>> begin Task input

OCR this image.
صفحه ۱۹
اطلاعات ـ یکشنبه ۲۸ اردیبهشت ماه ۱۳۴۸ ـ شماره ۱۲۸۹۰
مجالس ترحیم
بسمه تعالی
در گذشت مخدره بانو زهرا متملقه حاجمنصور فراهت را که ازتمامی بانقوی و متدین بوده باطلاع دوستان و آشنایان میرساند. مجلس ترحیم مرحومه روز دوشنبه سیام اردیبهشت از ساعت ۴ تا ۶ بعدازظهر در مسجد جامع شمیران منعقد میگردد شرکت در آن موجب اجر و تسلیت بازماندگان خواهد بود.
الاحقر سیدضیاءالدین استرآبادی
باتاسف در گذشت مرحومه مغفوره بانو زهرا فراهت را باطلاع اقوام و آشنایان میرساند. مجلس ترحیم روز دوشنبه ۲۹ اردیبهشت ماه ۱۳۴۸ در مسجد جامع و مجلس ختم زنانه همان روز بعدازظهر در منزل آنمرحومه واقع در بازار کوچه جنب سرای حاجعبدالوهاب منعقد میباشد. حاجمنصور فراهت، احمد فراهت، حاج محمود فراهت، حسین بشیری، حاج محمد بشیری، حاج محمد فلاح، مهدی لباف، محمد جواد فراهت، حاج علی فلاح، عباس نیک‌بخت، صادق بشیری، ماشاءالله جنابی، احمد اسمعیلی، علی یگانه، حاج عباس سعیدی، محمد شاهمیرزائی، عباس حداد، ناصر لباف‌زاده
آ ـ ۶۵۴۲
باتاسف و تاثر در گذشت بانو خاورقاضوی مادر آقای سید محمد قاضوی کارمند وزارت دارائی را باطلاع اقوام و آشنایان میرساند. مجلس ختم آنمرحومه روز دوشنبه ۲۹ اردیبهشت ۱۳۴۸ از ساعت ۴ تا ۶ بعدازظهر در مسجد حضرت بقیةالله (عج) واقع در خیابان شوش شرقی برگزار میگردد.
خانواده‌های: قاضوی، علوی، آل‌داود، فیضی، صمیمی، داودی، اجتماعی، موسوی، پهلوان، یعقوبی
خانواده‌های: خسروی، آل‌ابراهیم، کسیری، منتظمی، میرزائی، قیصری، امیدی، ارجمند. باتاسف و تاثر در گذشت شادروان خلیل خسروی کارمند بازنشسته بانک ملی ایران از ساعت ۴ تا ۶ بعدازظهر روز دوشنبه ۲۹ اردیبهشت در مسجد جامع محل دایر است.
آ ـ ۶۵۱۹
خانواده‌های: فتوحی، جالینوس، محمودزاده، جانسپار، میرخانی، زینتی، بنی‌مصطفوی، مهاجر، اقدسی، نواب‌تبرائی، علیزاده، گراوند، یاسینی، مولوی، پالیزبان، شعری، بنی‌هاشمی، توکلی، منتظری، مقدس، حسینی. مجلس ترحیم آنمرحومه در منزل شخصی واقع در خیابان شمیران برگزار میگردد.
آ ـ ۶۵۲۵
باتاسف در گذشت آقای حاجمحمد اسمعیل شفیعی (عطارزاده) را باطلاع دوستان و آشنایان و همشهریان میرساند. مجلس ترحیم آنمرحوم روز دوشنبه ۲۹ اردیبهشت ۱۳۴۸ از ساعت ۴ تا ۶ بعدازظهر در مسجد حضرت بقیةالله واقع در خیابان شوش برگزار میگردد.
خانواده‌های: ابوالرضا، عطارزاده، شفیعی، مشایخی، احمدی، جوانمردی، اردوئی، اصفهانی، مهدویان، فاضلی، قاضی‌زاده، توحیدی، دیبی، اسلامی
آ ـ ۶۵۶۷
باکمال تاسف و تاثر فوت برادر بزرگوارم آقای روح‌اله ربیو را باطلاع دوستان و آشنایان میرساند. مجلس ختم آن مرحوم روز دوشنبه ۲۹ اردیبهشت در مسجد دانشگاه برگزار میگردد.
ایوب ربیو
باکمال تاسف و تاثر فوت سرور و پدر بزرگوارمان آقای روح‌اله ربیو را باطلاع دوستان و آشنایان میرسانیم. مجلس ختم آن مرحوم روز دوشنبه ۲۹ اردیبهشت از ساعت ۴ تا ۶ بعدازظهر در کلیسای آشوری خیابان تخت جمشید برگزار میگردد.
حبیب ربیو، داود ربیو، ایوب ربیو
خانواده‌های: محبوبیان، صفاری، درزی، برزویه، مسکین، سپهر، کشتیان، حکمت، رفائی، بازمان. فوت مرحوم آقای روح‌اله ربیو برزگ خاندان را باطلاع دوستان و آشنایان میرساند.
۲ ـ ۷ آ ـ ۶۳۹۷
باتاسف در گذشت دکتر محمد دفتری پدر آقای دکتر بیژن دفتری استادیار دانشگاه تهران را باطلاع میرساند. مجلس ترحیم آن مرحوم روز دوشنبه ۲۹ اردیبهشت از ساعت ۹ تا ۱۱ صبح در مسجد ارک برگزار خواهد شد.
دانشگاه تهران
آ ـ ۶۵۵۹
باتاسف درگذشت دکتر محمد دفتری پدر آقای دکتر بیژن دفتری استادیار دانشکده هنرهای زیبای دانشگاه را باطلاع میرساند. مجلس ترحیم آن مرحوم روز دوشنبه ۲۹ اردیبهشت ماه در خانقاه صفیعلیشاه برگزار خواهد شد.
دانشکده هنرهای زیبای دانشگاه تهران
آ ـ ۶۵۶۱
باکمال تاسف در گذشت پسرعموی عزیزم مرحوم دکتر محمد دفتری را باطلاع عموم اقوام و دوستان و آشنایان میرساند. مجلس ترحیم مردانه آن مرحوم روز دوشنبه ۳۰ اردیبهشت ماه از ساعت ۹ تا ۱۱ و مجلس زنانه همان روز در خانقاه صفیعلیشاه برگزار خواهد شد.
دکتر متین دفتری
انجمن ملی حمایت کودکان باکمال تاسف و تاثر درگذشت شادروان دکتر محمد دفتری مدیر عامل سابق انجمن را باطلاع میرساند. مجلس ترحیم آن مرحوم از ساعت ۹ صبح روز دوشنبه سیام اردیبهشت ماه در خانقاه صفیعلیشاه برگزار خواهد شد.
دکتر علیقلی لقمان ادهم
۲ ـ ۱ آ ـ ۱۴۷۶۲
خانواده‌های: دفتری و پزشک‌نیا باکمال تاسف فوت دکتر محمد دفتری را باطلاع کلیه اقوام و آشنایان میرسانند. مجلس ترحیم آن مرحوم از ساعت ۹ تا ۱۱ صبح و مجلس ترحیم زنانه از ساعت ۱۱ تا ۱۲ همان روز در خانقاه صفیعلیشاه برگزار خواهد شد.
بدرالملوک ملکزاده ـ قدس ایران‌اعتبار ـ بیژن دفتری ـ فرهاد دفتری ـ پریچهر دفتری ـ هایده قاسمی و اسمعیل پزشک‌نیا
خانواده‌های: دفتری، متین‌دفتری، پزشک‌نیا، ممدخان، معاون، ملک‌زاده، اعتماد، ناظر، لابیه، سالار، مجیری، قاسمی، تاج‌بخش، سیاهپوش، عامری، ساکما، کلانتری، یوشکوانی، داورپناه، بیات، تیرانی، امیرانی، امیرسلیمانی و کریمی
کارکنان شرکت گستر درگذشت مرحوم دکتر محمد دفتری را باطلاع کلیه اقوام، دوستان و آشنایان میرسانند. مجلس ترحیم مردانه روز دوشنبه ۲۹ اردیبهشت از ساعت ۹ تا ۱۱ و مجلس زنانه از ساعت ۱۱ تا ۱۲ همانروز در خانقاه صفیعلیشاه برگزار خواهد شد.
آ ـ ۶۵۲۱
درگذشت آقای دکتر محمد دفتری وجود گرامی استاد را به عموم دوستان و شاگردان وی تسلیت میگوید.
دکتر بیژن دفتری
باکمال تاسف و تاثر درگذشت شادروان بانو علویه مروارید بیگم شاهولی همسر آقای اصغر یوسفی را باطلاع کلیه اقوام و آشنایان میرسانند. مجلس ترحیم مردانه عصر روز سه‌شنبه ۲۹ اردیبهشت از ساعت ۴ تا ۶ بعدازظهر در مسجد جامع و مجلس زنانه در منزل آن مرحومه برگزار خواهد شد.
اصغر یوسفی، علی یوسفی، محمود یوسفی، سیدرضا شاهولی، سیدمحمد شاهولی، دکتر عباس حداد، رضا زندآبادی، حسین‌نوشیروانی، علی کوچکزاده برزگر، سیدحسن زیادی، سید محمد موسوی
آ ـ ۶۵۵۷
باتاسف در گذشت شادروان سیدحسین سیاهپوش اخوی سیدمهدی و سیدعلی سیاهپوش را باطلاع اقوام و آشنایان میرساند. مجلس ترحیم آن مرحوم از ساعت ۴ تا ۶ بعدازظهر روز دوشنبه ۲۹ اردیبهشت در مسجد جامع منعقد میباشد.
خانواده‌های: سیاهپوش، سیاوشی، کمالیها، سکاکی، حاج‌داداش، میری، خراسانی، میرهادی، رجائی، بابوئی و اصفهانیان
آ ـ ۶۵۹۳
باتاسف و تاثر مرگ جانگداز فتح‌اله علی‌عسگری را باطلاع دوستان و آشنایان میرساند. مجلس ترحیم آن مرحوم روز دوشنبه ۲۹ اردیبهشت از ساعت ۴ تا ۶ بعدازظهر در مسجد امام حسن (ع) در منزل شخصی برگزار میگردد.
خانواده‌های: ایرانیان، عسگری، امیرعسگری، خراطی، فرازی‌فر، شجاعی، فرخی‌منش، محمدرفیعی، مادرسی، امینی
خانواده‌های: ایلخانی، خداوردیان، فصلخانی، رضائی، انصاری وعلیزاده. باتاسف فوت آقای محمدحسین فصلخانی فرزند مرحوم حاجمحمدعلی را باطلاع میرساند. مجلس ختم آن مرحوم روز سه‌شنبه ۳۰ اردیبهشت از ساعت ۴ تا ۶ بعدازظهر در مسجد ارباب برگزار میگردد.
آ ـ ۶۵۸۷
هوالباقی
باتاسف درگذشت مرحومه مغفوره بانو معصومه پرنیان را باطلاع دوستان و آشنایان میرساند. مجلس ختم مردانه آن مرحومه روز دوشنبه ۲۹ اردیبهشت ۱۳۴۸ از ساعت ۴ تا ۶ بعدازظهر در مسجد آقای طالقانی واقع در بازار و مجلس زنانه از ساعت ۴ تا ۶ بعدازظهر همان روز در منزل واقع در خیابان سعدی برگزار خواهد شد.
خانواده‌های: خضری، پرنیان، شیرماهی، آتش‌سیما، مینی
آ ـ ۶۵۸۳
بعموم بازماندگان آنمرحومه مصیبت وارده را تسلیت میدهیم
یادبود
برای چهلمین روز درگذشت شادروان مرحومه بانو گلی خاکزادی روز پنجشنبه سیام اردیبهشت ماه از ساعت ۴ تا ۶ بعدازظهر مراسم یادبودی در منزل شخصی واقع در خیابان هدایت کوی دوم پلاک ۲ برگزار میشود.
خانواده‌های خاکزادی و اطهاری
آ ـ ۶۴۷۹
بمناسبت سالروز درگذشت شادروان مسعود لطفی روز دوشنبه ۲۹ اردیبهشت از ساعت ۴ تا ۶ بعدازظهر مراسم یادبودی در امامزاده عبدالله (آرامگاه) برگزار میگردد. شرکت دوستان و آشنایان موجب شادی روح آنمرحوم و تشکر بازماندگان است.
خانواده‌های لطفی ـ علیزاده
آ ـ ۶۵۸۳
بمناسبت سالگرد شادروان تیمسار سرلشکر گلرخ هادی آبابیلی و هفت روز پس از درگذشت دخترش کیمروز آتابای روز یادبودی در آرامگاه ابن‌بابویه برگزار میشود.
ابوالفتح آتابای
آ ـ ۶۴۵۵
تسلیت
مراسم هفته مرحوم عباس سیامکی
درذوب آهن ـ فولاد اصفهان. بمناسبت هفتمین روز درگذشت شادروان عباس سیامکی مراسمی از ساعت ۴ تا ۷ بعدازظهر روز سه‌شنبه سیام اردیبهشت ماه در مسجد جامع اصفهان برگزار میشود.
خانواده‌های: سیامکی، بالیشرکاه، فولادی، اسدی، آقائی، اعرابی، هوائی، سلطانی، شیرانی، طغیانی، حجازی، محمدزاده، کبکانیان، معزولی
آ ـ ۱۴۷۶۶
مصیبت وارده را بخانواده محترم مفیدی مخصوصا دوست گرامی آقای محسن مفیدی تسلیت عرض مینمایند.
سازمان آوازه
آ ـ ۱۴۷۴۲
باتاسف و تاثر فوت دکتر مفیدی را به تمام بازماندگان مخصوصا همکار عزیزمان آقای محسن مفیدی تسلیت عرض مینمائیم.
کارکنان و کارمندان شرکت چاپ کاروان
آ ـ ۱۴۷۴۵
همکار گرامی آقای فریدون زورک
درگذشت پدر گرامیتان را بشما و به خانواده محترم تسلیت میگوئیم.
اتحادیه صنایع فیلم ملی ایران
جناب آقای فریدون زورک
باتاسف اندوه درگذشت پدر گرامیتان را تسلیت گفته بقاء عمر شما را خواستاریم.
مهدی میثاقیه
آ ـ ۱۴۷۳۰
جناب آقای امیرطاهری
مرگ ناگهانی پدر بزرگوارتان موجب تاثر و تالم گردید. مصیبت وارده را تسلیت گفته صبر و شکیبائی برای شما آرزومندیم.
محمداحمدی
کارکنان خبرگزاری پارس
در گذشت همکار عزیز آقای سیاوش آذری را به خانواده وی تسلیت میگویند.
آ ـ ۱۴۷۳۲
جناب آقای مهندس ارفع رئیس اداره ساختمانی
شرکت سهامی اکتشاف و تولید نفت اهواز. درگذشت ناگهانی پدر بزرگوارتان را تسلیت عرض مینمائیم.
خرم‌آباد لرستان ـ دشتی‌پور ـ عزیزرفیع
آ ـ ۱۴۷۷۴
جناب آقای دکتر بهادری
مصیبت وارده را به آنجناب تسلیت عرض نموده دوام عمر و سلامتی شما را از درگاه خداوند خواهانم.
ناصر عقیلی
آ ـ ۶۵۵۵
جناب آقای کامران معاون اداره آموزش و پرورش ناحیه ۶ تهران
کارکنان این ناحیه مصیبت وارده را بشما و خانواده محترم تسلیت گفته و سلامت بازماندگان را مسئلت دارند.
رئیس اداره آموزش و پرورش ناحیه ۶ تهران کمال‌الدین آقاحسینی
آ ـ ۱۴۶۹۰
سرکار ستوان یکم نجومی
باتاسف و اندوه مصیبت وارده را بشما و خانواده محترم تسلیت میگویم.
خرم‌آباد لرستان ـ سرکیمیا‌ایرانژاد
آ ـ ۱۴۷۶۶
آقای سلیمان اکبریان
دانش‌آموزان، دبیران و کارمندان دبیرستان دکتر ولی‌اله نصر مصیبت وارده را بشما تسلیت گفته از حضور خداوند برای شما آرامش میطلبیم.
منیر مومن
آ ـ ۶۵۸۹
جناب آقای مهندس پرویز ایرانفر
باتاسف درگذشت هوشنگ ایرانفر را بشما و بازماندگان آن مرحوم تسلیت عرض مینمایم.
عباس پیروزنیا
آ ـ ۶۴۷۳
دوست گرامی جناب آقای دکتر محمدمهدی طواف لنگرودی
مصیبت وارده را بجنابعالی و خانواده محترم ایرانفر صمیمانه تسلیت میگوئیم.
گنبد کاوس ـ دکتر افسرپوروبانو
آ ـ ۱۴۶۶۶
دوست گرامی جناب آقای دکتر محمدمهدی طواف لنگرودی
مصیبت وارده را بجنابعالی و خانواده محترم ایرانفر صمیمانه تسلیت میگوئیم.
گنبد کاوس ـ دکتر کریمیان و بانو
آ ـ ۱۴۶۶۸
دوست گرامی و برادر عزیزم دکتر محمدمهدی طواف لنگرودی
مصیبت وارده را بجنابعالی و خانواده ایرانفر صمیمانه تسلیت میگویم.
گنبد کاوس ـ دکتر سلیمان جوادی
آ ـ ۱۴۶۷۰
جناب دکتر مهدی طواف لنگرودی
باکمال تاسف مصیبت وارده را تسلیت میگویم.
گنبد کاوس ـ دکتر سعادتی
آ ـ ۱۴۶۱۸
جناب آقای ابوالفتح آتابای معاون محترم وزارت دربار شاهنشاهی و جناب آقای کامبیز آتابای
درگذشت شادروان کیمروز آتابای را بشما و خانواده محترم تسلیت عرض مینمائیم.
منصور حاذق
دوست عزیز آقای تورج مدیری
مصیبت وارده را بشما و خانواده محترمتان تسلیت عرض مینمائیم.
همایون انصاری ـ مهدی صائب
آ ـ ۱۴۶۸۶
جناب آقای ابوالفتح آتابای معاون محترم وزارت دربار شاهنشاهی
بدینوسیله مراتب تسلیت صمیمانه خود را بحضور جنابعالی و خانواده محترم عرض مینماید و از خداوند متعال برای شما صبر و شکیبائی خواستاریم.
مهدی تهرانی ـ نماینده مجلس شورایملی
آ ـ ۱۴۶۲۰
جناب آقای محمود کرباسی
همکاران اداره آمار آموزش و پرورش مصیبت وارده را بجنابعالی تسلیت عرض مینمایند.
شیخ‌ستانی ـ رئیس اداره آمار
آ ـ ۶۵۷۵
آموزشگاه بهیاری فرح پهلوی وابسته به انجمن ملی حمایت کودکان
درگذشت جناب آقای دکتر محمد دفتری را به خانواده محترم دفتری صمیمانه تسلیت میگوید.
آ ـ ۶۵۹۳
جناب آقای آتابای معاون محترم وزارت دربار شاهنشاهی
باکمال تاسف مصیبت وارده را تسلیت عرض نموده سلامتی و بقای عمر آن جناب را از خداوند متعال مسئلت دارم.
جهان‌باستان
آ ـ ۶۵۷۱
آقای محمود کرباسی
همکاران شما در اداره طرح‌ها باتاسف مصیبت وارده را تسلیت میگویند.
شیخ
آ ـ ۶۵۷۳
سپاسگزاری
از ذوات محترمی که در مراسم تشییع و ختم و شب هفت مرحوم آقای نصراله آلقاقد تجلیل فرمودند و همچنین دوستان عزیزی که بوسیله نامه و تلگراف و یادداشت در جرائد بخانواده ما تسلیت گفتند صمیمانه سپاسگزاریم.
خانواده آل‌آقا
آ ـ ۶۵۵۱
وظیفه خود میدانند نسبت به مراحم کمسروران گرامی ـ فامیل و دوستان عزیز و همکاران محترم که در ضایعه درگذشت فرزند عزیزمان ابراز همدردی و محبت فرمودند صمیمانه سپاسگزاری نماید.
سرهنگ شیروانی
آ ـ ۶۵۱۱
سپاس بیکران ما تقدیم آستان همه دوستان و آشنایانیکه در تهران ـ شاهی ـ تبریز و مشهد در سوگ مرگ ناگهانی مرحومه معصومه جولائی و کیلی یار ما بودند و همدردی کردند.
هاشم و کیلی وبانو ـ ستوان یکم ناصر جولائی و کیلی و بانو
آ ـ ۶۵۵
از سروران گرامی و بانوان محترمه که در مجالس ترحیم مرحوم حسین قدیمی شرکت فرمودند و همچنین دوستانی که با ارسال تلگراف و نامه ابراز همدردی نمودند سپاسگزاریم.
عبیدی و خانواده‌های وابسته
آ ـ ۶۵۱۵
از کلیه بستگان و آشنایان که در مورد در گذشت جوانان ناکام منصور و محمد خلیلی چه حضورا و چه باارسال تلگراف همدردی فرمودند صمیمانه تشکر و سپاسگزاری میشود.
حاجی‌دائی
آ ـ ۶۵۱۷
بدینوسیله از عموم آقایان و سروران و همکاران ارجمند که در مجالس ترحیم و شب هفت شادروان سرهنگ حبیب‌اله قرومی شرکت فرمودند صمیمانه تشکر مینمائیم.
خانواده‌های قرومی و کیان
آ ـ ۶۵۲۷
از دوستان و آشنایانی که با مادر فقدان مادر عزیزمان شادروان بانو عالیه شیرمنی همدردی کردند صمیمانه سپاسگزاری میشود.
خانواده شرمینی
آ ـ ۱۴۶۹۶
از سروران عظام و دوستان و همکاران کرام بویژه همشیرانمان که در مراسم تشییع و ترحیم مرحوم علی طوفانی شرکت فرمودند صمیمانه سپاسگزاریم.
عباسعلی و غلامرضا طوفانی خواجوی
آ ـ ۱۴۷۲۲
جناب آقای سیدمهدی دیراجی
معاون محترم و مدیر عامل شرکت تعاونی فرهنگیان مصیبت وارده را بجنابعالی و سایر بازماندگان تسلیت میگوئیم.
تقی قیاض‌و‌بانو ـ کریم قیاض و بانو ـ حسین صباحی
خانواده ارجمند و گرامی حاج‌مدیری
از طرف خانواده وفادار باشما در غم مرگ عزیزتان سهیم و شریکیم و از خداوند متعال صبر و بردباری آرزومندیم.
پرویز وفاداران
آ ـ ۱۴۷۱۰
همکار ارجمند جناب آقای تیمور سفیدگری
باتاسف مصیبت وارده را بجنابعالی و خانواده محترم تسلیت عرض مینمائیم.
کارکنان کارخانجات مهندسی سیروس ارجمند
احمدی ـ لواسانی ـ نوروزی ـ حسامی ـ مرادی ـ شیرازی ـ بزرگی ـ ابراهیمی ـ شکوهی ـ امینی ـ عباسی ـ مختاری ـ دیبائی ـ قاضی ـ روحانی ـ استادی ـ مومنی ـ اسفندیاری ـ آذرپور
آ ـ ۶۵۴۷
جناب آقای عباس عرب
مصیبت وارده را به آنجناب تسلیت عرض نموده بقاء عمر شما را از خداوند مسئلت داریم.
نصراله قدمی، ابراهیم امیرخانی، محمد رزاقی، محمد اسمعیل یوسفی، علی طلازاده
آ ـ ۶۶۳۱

>> end Task input

The lines to collect are those holding the string "بازماندگان"; copy them all.

Task output:
در گذشت مخدره بانو زهرا متملقه حاجمنصور فراهت را که ازتمامی بانقوی و متدین بوده باطلاع دوستان و آشنایان میرساند. مجلس ترحیم مرحومه روز دوشنبه سیام اردیبهشت از ساعت ۴ تا ۶ بعدازظهر در مسجد جامع شمیران منعقد میگردد شرکت در آن موجب اجر و تسلیت بازماندگان خواهد بود.
بعموم بازماندگان آنمرحومه مصیبت وارده را تسلیت میدهیم
بمناسبت سالروز درگذشت شادروان مسعود لطفی روز دوشنبه ۲۹ اردیبهشت از ساعت ۴ تا ۶ بعدازظهر مراسم یادبودی در امامزاده عبدالله (آرامگاه) برگزار میگردد. شرکت دوستان و آشنایان موجب شادی روح آنمرحوم و تشکر بازماندگان است.
باتاسف و تاثر فوت دکتر مفیدی را به تمام بازماندگان مخصوصا همکار عزیزمان آقای محسن مفیدی تسلیت عرض مینمائیم.
کارکنان این ناحیه مصیبت وارده را بشما و خانواده محترم تسلیت گفته و سلامت بازماندگان را مسئلت دارند.
باتاسف درگذشت هوشنگ ایرانفر را بشما و بازماندگان آن مرحوم تسلیت عرض مینمایم.
معاون محترم و مدیر عامل شرکت تعاونی فرهنگیان مصیبت وارده را بجنابعالی و سایر بازماندگان تسلیت میگوئیم.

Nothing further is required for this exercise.